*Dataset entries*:

___

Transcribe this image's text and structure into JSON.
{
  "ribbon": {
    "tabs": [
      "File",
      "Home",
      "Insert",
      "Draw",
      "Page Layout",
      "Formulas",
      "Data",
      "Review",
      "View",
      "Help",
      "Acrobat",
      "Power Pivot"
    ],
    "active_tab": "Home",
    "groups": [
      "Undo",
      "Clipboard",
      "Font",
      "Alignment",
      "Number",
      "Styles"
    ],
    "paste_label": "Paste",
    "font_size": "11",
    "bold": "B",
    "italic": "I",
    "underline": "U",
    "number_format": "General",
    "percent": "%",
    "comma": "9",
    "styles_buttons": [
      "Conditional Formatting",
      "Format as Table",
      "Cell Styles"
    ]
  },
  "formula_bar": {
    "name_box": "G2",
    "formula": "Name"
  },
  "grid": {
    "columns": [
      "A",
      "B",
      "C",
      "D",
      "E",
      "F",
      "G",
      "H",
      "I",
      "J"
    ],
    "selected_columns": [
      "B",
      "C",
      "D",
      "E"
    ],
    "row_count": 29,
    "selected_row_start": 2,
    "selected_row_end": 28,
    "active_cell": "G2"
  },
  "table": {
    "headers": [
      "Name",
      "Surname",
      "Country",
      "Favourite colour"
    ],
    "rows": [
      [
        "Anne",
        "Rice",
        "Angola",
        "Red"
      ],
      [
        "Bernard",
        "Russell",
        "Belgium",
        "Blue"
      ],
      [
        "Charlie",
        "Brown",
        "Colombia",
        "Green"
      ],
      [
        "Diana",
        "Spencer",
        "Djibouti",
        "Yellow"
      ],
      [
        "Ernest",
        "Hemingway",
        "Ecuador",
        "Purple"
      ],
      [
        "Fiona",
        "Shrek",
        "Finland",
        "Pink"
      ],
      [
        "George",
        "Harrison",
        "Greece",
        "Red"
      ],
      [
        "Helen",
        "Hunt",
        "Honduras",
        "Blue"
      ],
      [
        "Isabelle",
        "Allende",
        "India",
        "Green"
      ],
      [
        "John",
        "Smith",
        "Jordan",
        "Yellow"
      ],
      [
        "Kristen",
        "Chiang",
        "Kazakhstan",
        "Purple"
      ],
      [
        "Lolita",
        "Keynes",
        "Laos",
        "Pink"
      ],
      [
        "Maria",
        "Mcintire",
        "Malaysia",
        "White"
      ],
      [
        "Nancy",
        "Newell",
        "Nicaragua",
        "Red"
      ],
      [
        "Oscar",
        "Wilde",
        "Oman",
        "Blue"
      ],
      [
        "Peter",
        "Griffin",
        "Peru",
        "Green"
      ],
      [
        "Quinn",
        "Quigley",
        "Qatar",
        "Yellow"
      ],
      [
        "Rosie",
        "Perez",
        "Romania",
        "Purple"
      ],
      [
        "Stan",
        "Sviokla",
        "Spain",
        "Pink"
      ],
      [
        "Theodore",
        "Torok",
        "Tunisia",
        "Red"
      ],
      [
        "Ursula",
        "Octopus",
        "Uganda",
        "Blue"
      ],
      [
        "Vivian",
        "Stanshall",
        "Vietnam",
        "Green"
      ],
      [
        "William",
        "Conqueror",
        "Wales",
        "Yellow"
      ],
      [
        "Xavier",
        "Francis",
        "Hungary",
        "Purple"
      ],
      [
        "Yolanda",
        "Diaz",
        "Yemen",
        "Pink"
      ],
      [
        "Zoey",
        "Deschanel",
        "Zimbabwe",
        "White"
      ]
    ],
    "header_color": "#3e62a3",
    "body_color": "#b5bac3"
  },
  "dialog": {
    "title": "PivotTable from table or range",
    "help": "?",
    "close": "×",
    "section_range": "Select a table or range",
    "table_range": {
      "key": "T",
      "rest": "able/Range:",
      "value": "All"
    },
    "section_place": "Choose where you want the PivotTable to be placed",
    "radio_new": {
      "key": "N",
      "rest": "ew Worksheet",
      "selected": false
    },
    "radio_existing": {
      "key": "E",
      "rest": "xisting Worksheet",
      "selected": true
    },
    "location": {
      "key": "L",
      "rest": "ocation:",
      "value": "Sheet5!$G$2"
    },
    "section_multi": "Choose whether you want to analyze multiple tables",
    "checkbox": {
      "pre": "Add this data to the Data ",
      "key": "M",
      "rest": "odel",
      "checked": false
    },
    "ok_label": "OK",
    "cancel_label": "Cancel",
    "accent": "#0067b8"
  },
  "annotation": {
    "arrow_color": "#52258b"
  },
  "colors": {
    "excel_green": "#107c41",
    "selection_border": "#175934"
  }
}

___

*TASK REQUIREMENTS*:
Repeat the entries shown above, every one, word for word.

*WRITTEN RESPONSE*:
Transcribe this image's text and structure into JSON.
{
  "ribbon": {
    "tabs": [
      "File",
      "Home",
      "Insert",
      "Draw",
      "Page Layout",
      "Formulas",
      "Data",
      "Review",
      "View",
      "Help",
      "Acrobat",
      "Power Pivot"
    ],
    "active_tab": "Home",
    "groups": [
      "Undo",
      "Clipboard",
      "Font",
      "Alignment",
      "Number",
      "Styles"
    ],
    "paste_label": "Paste",
    "font_size": "11",
    "bold": "B",
    "italic": "I",
    "underline": "U",
    "number_format": "General",
    "percent": "%",
    "comma": "9",
    "styles_buttons": [
      "Conditional Formatting",
      "Format as Table",
      "Cell Styles"
    ]
  },
  "formula_bar": {
    "name_box": "G2",
    "formula": "Name"
  },
  "grid": {
    "columns": [
      "A",
      "B",
      "C",
      "D",
      "E",
      "F",
      "G",
      "H",
      "I",
      "J"
    ],
    "selected_columns": [
      "B",
      "C",
      "D",
      "E"
    ],
    "row_count": 29,
    "selected_row_start": 2,
    "selected_row_end": 28,
    "active_cell": "G2"
  },
  "table": {
    "headers": [
      "Name",
      "Surname",
      "Country",
      "Favourite colour"
    ],
    "rows": [
      [
        "Anne",
        "Rice",
        "Angola",
        "Red"
      ],
      [
        "Bernard",
        "Russell",
        "Belgium",
        "Blue"
      ],
      [
        "Charlie",
        "Brown",
        "Colombia",
        "Green"
      ],
      [
        "Diana",
        "Spencer",
        "Djibouti",
        "Yellow"
      ],
      [
        "Ernest",
        "Hemingway",
        "Ecuador",
        "Purple"
      ],
      [
        "Fiona",
        "Shrek",
        "Finland",
        "Pink"
      ],
      [
        "George",
        "Harrison",
        "Greece",
        "Red"
      ],
      [
        "Helen",
        "Hunt",
        "Honduras",
        "Blue"
      ],
      [
        "Isabelle",
        "Allende",
        "India",
        "Green"
      ],
      [
        "John",
        "Smith",
        "Jordan",
        "Yellow"
      ],
      [
        "Kristen",
        "Chiang",
        "Kazakhstan",
        "Purple"
      ],
      [
        "Lolita",
        "Keynes",
        "Laos",
        "Pink"
      ],
      [
        "Maria",
        "Mcintire",
        "Malaysia",
        "White"
      ],
      [
        "Nancy",
        "Newell",
        "Nicaragua",
        "Red"
      ],
      [
        "Oscar",
        "Wilde",
        "Oman",
        "Blue"
      ],
      [
        "Peter",
        "Griffin",
        "Peru",
        "Green"
      ],
      [
        "Quinn",
        "Quigley",
        "Qatar",
        "Yellow"
      ],
      [
        "Rosie",
        "Perez",
        "Romania",
        "Purple"
      ],
      [
        "Stan",
        "Sviokla",
        "Spain",
        "Pink"
      ],
      [
        "Theodore",
        "Torok",
        "Tunisia",
        "Red"
      ],
      [
        "Ursula",
        "Octopus",
        "Uganda",
        "Blue"
      ],
      [
        "Vivian",
        "Stanshall",
        "Vietnam",
        "Green"
      ],
      [
        "William",
        "Conqueror",
        "Wales",
        "Yellow"
      ],
      [
        "Xavier",
        "Francis",
        "Hungary",
        "Purple"
      ],
      [
        "Yolanda",
        "Diaz",
        "Yemen",
        "Pink"
      ],
      [
        "Zoey",
        "Deschanel",
        "Zimbabwe",
        "White"
      ]
    ],
    "header_color": "#3e62a3",
    "body_color": "#b5bac3"
  },
  "dialog": {
    "title": "PivotTable from table or range",
    "help": "?",
    "close": "×",
    "section_range": "Select a table or range",
    "table_range": {
      "key": "T",
      "rest": "able/Range:",
      "value": "All"
    },
    "section_place": "Choose where you want the PivotTable to be placed",
    "radio_new": {
      "key": "N",
      "rest": "ew Worksheet",
      "selected": false
    },
    "radio_existing": {
      "key": "E",
      "rest": "xisting Worksheet",
      "selected": true
    },
    "location": {
      "key": "L",
      "rest": "ocation:",
      "value": "Sheet5!$G$2"
    },
    "section_multi": "Choose whether you want to analyze multiple tables",
    "checkbox": {
      "pre": "Add this data to the Data ",
      "key": "M",
      "rest": "odel",
      "checked": false
    },
    "ok_label": "OK",
    "cancel_label": "Cancel",
    "accent": "#0067b8"
  },
  "annotation": {
    "arrow_color": "#52258b"
  },
  "colors": {
    "excel_green": "#107c41",
    "selection_border": "#175934"
  }
}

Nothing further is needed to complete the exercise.